§ Your objective: Could you print every record below exactly as it appears?

§ Dataset excerpts:

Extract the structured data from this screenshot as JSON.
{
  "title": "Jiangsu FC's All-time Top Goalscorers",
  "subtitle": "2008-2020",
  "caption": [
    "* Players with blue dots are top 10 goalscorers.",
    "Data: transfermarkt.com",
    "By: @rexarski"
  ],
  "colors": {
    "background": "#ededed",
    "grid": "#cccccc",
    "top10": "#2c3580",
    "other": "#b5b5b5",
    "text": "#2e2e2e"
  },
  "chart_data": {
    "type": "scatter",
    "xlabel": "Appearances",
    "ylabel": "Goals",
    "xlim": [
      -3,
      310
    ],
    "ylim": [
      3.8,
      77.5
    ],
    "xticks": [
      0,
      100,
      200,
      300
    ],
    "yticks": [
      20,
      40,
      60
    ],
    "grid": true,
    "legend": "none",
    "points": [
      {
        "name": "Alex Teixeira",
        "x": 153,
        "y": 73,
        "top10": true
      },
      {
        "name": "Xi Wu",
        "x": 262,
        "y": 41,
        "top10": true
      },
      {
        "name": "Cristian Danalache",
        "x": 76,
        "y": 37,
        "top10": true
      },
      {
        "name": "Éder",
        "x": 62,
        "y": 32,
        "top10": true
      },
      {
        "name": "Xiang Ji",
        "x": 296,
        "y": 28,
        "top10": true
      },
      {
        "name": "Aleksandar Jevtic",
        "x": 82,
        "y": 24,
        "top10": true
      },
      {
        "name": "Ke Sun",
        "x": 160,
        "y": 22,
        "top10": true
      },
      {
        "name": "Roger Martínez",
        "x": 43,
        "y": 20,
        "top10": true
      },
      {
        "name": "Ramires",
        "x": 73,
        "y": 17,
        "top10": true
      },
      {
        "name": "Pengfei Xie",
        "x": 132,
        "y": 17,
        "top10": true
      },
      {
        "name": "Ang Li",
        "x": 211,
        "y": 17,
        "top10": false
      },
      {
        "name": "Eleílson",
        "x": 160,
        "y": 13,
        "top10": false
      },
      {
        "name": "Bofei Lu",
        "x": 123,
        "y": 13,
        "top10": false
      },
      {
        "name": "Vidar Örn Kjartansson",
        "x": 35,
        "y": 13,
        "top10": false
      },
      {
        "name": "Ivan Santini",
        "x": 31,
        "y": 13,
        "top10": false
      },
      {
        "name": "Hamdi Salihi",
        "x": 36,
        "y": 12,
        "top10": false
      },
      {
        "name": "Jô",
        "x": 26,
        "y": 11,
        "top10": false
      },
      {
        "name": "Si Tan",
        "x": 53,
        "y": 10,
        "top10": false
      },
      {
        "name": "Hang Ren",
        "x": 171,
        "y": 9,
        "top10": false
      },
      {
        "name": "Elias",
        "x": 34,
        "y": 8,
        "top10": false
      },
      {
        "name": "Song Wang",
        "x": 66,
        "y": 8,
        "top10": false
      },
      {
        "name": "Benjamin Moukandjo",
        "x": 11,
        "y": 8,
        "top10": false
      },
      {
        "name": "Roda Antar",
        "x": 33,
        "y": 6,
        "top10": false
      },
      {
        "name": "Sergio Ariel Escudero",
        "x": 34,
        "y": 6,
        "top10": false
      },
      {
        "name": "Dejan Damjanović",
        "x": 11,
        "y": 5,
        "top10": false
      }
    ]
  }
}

§ Written reply:
Extract the structured data from this screenshot as JSON.
{
  "title": "Jiangsu FC's All-time Top Goalscorers",
  "subtitle": "2008-2020",
  "caption": [
    "* Players with blue dots are top 10 goalscorers.",
    "Data: transfermarkt.com",
    "By: @rexarski"
  ],
  "colors": {
    "background": "#ededed",
    "grid": "#cccccc",
    "top10": "#2c3580",
    "other": "#b5b5b5",
    "text": "#2e2e2e"
  },
  "chart_data": {
    "type": "scatter",
    "xlabel": "Appearances",
    "ylabel": "Goals",
    "xlim": [
      -3,
      310
    ],
    "ylim": [
      3.8,
      77.5
    ],
    "xticks": [
      0,
      100,
      200,
      300
    ],
    "yticks": [
      20,
      40,
      60
    ],
    "grid": true,
    "legend": "none",
    "points": [
      {
        "name": "Alex Teixeira",
        "x": 153,
        "y": 73,
        "top10": true
      },
      {
        "name": "Xi Wu",
        "x": 262,
        "y": 41,
        "top10": true
      },
      {
        "name": "Cristian Danalache",
        "x": 76,
        "y": 37,
        "top10": true
      },
      {
        "name": "Éder",
        "x": 62,
        "y": 32,
        "top10": true
      },
      {
        "name": "Xiang Ji",
        "x": 296,
        "y": 28,
        "top10": true
      },
      {
        "name": "Aleksandar Jevtic",
        "x": 82,
        "y": 24,
        "top10": true
      },
      {
        "name": "Ke Sun",
        "x": 160,
        "y": 22,
        "top10": true
      },
      {
        "name": "Roger Martínez",
        "x": 43,
        "y": 20,
        "top10": true
      },
      {
        "name": "Ramires",
        "x": 73,
        "y": 17,
        "top10": true
      },
      {
        "name": "Pengfei Xie",
        "x": 132,
        "y": 17,
        "top10": true
      },
      {
        "name": "Ang Li",
        "x": 211,
        "y": 17,
        "top10": false
      },
      {
        "name": "Eleílson",
        "x": 160,
        "y": 13,
        "top10": false
      },
      {
        "name": "Bofei Lu",
        "x": 123,
        "y": 13,
        "top10": false
      },
      {
        "name": "Vidar Örn Kjartansson",
        "x": 35,
        "y": 13,
        "top10": false
      },
      {
        "name": "Ivan Santini",
        "x": 31,
        "y": 13,
        "top10": false
      },
      {
        "name": "Hamdi Salihi",
        "x": 36,
        "y": 12,
        "top10": false
      },
      {
        "name": "Jô",
        "x": 26,
        "y": 11,
        "top10": false
      },
      {
        "name": "Si Tan",
        "x": 53,
        "y": 10,
        "top10": false
      },
      {
        "name": "Hang Ren",
        "x": 171,
        "y": 9,
        "top10": false
      },
      {
        "name": "Elias",
        "x": 34,
        "y": 8,
        "top10": false
      },
      {
        "name": "Song Wang",
        "x": 66,
        "y": 8,
        "top10": false
      },
      {
        "name": "Benjamin Moukandjo",
        "x": 11,
        "y": 8,
        "top10": false
      },
      {
        "name": "Roda Antar",
        "x": 33,
        "y": 6,
        "top10": false
      },
      {
        "name": "Sergio Ariel Escudero",
        "x": 34,
        "y": 6,
        "top10": false
      },
      {
        "name": "Dejan Damjanović",
        "x": 11,
        "y": 5,
        "top10": false
      }
    ]
  }
}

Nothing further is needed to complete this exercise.